>>>

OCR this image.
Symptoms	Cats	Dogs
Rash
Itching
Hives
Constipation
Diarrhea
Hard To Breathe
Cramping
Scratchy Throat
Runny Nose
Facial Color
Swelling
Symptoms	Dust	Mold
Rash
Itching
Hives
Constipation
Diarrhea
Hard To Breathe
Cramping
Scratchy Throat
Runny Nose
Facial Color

<<<

Restate the whole of the material exactly.

OCR this image.
Symptoms	Cats	Dogs
Rash
Itching
Hives
Constipation
Diarrhea
Hard To Breathe
Cramping
Scratchy Throat
Runny Nose
Facial Color
Swelling
Symptoms	Dust	Mold
Rash
Itching
Hives
Constipation
Diarrhea
Hard To Breathe
Cramping
Scratchy Throat
Runny Nose
Facial Color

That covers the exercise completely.